GOAL
Would you return the complete listing below word for word?

WORKING DATA
Begin

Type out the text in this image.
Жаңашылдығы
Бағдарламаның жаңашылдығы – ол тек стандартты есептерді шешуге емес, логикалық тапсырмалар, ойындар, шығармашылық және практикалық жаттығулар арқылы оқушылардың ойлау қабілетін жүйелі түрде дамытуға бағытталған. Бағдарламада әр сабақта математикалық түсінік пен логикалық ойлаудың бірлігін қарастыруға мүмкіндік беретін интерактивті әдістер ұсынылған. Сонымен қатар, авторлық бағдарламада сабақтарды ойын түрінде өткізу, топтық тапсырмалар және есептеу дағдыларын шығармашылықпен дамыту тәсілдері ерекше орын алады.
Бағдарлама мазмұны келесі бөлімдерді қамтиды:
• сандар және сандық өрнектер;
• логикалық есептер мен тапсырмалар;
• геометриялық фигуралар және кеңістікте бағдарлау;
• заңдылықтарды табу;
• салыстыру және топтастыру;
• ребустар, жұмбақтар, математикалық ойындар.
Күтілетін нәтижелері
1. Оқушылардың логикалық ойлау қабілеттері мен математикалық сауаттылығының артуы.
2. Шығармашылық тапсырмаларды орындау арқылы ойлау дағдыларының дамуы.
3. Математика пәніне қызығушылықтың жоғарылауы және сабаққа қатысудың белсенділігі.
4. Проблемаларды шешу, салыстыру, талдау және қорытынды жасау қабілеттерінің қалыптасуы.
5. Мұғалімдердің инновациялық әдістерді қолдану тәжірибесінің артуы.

End

REPLY TO THE EXERCISE
Type out the text in this image.
Жаңашылдығы
Бағдарламаның жаңашылдығы – ол тек стандартты есептерді шешуге емес, логикалық тапсырмалар, ойындар, шығармашылық және практикалық жаттығулар арқылы оқушылардың ойлау қабілетін жүйелі түрде дамытуға бағытталған. Бағдарламада әр сабақта математикалық түсінік пен логикалық ойлаудың бірлігін қарастыруға мүмкіндік беретін интерактивті әдістер ұсынылған. Сонымен қатар, авторлық бағдарламада сабақтарды ойын түрінде өткізу, топтық тапсырмалар және есептеу дағдыларын шығармашылықпен дамыту тәсілдері ерекше орын алады.
Бағдарлама мазмұны келесі бөлімдерді қамтиды:
• сандар және сандық өрнектер;
• логикалық есептер мен тапсырмалар;
• геометриялық фигуралар және кеңістікте бағдарлау;
• заңдылықтарды табу;
• салыстыру және топтастыру;
• ребустар, жұмбақтар, математикалық ойындар.
Күтілетін нәтижелері
1. Оқушылардың логикалық ойлау қабілеттері мен математикалық сауаттылығының артуы.
2. Шығармашылық тапсырмаларды орындау арқылы ойлау дағдыларының дамуы.
3. Математика пәніне қызығушылықтың жоғарылауы және сабаққа қатысудың белсенділігі.
4. Проблемаларды шешу, салыстыру, талдау және қорытынды жасау қабілеттерінің қалыптасуы.
5. Мұғалімдердің инновациялық әдістерді қолдану тәжірибесінің артуы.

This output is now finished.